- SHORT EXERCISE
Repeat every record below exactly, omitting any pictures.

::::::::::

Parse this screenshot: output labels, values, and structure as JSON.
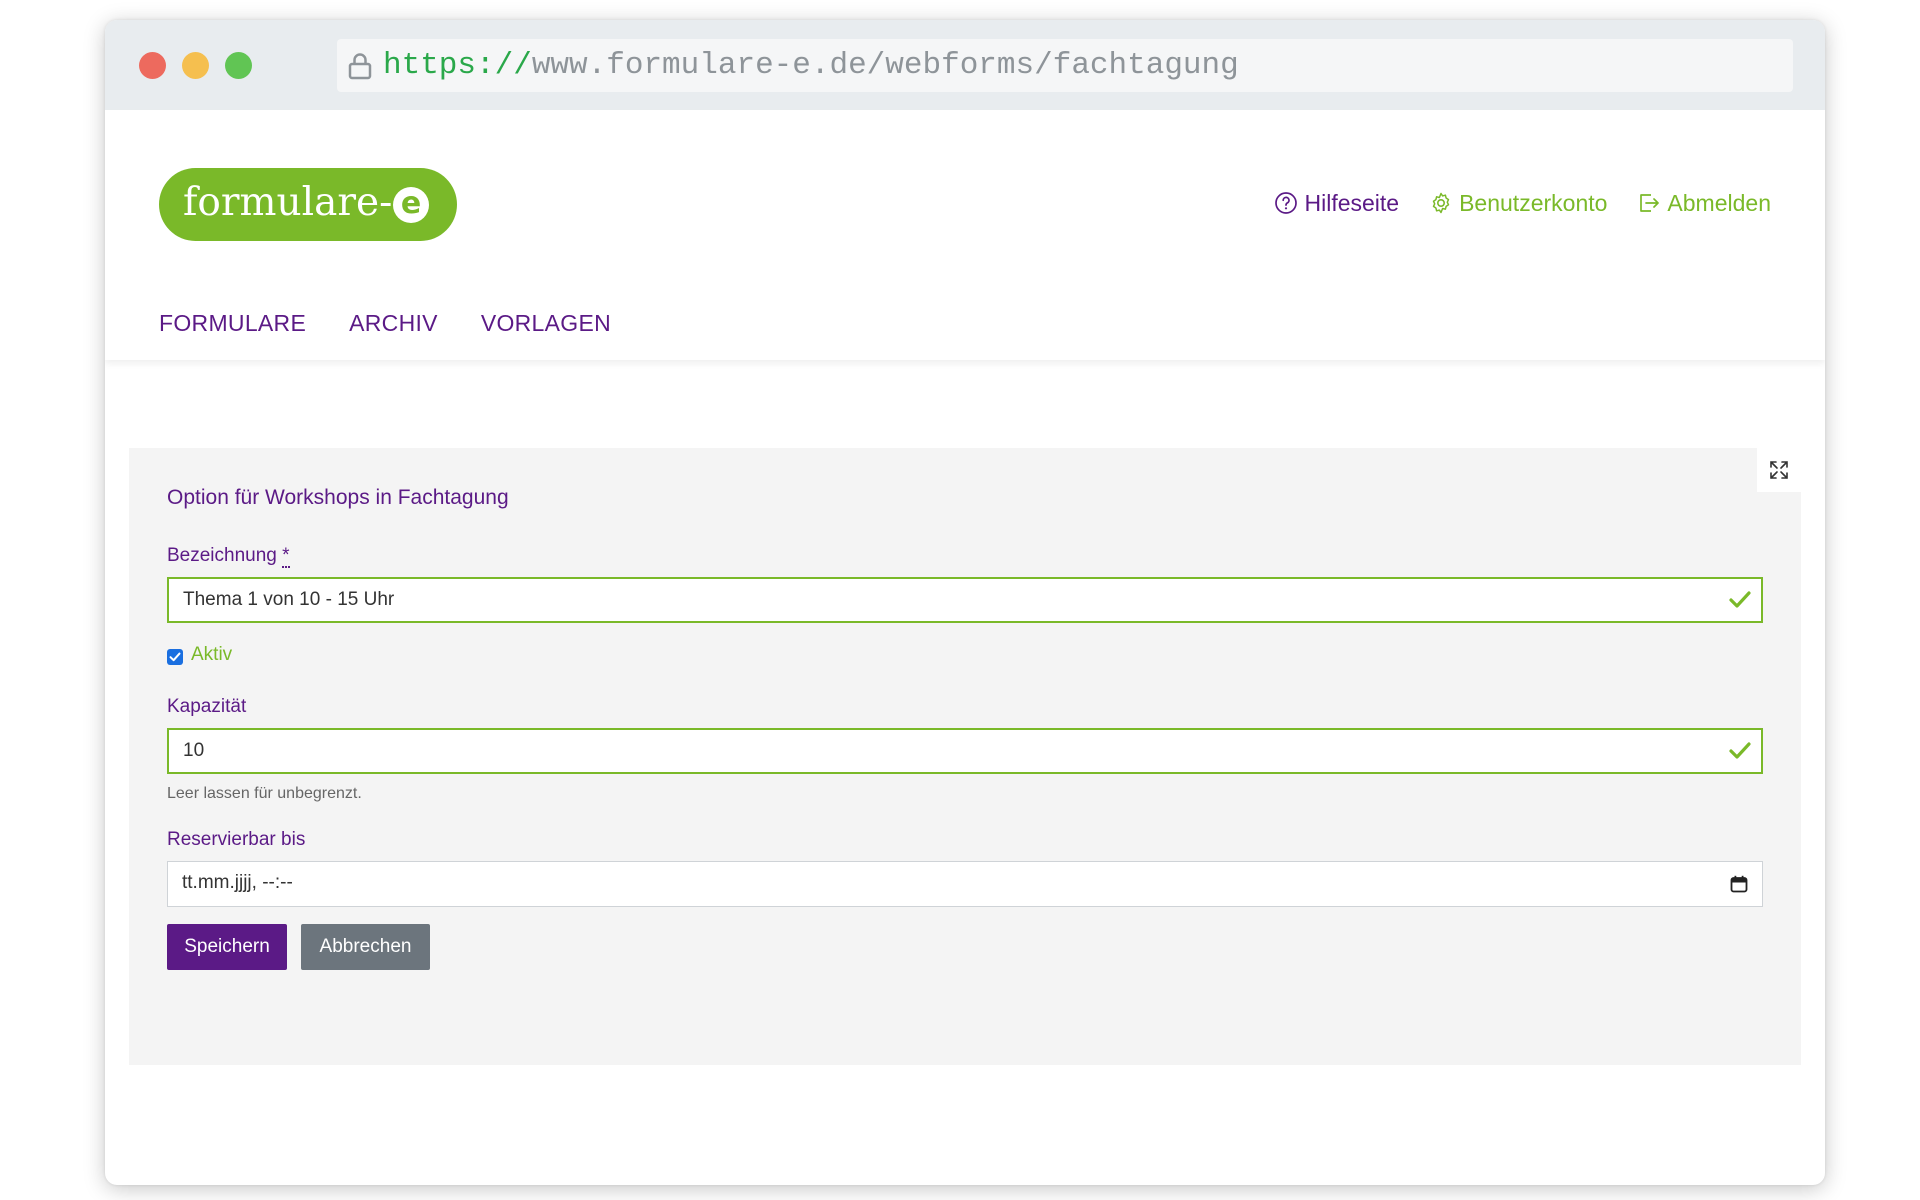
{
  "browser": {
    "url_scheme": "https://",
    "url_rest": "www.formulare-e.de/webforms/fachtagung"
  },
  "logo": {
    "text": "formulare-",
    "badge": "e"
  },
  "toplinks": [
    {
      "label": "Hilfeseite",
      "icon": "question-circle-icon"
    },
    {
      "label": "Benutzerkonto",
      "icon": "gear-icon"
    },
    {
      "label": "Abmelden",
      "icon": "logout-icon"
    }
  ],
  "nav": [
    {
      "label": "FORMULARE"
    },
    {
      "label": "ARCHIV"
    },
    {
      "label": "VORLAGEN"
    }
  ],
  "form": {
    "title": "Option für Workshops in Fachtagung",
    "bezeichnung_label": "Bezeichnung",
    "required_marker": "*",
    "bezeichnung_value": "Thema 1 von 10 - 15 Uhr",
    "aktiv_label": "Aktiv",
    "aktiv_checked": true,
    "kapazitaet_label": "Kapazität",
    "kapazitaet_value": "10",
    "kapazitaet_help": "Leer lassen für unbegrenzt.",
    "reservierbar_label": "Reservierbar bis",
    "reservierbar_placeholder": "tt.mm.jjjj, --:--",
    "save_label": "Speichern",
    "cancel_label": "Abbrechen"
  },
  "colors": {
    "brand_green": "#7ab929",
    "brand_purple": "#5b1a86",
    "secondary_gray": "#6c757d",
    "checkbox_blue": "#1a6fe0"
  }
}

::::::::::

- ANSWER FOR THIS EXERCISE
Parse this screenshot: output labels, values, and structure as JSON.
{
  "browser": {
    "url_scheme": "https://",
    "url_rest": "www.formulare-e.de/webforms/fachtagung"
  },
  "logo": {
    "text": "formulare-",
    "badge": "e"
  },
  "toplinks": [
    {
      "label": "Hilfeseite",
      "icon": "question-circle-icon"
    },
    {
      "label": "Benutzerkonto",
      "icon": "gear-icon"
    },
    {
      "label": "Abmelden",
      "icon": "logout-icon"
    }
  ],
  "nav": [
    {
      "label": "FORMULARE"
    },
    {
      "label": "ARCHIV"
    },
    {
      "label": "VORLAGEN"
    }
  ],
  "form": {
    "title": "Option für Workshops in Fachtagung",
    "bezeichnung_label": "Bezeichnung",
    "required_marker": "*",
    "bezeichnung_value": "Thema 1 von 10 - 15 Uhr",
    "aktiv_label": "Aktiv",
    "aktiv_checked": true,
    "kapazitaet_label": "Kapazität",
    "kapazitaet_value": "10",
    "kapazitaet_help": "Leer lassen für unbegrenzt.",
    "reservierbar_label": "Reservierbar bis",
    "reservierbar_placeholder": "tt.mm.jjjj, --:--",
    "save_label": "Speichern",
    "cancel_label": "Abbrechen"
  },
  "colors": {
    "brand_green": "#7ab929",
    "brand_purple": "#5b1a86",
    "secondary_gray": "#6c757d",
    "checkbox_blue": "#1a6fe0"
  }
}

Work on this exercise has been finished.